Data records:

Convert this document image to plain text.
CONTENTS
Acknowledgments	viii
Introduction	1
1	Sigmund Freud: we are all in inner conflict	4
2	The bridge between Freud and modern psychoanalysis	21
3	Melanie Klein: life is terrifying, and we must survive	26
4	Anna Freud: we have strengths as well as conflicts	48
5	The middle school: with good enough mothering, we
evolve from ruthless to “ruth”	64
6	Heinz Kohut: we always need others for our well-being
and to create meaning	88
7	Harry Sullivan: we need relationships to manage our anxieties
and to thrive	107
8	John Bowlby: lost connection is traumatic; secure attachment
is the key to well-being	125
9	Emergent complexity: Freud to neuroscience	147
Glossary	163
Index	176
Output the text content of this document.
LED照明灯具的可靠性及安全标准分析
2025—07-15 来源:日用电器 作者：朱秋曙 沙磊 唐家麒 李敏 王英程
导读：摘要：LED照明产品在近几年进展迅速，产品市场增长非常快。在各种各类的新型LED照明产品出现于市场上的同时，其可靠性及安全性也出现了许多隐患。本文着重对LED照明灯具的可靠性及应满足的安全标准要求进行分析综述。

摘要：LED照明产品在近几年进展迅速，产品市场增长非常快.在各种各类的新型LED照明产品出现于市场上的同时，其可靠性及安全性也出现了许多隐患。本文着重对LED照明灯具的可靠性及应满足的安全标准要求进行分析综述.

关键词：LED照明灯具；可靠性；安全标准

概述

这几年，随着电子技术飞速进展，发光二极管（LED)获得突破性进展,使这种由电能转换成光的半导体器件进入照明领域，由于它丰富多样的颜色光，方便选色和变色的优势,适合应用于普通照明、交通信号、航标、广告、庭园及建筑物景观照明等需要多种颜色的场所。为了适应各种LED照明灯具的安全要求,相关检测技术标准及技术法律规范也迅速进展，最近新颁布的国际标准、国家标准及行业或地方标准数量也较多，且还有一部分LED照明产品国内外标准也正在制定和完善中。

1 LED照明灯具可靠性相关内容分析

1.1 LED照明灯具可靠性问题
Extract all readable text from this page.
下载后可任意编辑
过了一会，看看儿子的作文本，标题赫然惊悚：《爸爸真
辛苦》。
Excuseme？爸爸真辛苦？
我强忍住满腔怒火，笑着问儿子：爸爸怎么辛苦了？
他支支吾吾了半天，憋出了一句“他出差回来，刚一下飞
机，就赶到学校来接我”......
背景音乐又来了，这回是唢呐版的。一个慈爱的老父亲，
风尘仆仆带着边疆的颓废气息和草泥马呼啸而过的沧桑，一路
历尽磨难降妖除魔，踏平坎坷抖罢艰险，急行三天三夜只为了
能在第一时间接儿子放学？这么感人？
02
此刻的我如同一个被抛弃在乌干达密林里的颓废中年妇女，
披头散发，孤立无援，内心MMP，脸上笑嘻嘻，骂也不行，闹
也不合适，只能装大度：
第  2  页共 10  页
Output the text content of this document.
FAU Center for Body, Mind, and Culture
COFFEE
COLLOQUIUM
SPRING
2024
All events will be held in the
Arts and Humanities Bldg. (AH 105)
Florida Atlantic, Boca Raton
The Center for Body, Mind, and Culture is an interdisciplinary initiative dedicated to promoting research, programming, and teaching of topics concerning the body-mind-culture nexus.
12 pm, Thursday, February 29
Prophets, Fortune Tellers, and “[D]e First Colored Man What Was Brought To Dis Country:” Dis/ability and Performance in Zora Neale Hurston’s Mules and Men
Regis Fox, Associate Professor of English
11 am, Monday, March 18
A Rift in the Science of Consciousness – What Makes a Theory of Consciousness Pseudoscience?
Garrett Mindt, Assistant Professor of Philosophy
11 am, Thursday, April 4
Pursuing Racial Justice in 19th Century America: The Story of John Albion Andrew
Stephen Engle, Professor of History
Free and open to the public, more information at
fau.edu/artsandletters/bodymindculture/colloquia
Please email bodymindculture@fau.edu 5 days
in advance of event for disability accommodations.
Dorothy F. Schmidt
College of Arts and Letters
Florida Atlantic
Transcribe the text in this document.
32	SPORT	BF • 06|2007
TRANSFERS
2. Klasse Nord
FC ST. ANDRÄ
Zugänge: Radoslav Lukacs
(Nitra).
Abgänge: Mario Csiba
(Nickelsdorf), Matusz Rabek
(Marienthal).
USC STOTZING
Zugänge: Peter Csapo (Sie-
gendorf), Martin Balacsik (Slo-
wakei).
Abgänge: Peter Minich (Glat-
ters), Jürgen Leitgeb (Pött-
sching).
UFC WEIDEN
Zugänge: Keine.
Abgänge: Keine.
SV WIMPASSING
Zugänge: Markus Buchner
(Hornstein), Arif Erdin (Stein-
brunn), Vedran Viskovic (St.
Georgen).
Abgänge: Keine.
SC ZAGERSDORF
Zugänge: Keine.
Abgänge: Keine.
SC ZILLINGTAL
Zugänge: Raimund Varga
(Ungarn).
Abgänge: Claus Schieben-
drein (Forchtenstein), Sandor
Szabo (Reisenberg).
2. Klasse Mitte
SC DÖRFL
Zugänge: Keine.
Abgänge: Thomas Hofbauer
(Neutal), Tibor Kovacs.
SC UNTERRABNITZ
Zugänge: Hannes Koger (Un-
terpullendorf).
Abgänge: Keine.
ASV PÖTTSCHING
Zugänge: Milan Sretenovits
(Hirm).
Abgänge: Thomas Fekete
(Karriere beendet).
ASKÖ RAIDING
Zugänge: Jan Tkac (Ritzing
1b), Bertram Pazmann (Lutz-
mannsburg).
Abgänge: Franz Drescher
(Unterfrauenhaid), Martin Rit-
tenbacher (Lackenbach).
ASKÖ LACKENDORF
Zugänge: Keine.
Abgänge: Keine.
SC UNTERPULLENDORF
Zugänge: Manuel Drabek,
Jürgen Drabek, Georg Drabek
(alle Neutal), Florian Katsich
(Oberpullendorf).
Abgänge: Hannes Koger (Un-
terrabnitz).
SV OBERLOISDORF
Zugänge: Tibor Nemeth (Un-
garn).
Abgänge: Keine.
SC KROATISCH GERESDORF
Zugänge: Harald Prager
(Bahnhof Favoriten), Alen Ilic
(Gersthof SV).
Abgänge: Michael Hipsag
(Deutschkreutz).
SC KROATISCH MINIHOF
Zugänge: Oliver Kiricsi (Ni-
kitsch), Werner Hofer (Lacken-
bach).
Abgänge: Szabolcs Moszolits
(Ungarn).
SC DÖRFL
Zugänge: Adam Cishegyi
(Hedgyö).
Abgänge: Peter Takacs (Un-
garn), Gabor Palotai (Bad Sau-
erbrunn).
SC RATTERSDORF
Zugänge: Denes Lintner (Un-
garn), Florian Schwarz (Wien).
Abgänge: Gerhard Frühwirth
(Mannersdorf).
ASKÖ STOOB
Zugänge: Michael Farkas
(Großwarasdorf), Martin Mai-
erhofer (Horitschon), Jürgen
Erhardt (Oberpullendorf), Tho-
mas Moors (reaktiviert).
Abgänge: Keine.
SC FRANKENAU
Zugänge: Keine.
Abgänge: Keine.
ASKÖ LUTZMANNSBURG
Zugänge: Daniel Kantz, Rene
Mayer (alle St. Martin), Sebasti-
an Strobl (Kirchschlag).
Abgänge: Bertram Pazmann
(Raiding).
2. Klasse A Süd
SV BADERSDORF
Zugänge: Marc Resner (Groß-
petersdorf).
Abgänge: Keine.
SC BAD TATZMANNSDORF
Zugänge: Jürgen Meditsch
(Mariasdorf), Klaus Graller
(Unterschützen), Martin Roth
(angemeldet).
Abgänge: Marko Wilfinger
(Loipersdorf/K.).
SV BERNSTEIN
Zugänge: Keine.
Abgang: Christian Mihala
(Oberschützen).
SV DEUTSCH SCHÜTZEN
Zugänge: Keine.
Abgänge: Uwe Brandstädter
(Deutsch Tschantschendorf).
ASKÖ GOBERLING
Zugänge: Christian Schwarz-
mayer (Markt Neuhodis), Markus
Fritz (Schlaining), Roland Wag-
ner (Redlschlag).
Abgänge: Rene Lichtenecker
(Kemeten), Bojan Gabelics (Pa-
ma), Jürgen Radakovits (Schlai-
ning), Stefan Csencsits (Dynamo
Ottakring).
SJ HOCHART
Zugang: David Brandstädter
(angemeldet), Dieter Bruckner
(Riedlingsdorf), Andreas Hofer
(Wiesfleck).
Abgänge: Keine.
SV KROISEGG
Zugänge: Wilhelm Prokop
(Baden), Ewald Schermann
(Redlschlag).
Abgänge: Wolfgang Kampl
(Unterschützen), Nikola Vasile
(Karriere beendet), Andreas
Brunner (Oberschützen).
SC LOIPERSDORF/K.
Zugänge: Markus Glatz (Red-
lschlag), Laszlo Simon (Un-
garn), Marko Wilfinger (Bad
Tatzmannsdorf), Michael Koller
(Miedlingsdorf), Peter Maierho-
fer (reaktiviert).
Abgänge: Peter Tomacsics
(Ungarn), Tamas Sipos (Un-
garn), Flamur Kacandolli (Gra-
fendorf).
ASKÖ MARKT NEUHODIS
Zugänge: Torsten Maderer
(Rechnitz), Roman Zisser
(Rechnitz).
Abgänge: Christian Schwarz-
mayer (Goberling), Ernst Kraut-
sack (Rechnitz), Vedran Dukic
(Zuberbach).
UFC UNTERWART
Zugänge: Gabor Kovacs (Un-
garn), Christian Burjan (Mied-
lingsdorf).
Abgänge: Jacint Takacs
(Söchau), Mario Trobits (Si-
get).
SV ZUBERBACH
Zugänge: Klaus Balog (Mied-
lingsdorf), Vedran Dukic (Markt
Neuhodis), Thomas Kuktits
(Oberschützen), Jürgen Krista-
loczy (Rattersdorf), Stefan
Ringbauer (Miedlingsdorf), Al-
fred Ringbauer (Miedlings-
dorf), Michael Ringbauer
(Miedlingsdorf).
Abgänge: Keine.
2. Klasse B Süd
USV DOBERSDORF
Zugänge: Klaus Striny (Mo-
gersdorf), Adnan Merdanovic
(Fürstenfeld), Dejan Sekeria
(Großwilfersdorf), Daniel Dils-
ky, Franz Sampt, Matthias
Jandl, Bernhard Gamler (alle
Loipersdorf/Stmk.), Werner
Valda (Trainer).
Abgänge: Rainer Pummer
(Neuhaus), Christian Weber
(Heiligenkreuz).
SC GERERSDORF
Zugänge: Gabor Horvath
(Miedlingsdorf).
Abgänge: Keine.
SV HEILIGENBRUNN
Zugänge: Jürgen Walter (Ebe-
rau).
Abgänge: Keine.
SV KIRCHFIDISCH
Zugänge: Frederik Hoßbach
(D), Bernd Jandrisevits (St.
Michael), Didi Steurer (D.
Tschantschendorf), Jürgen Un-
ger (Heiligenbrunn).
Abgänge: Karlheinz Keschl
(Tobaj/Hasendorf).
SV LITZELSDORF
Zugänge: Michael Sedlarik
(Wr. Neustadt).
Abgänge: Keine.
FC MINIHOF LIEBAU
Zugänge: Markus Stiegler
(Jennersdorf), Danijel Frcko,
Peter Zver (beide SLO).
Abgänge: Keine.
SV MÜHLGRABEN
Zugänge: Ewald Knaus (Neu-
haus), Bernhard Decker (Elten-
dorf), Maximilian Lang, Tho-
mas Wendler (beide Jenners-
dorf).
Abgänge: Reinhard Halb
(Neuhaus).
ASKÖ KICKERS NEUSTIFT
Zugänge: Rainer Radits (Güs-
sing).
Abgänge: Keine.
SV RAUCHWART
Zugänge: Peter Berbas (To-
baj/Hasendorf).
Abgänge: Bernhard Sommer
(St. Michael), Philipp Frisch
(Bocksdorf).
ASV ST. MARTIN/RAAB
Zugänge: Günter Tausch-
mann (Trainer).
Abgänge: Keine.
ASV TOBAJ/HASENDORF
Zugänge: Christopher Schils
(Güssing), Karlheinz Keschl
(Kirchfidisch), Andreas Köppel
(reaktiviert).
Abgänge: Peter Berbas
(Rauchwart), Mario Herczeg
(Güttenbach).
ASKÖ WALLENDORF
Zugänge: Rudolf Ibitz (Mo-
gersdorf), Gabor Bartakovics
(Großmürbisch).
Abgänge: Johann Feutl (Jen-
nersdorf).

Objective: Within the data above, pick out all lines holding the word "Bertram".

Solution to this exercise:
1b), Bertram Pazmann (Lutz-
Abgänge: Bertram Pazmann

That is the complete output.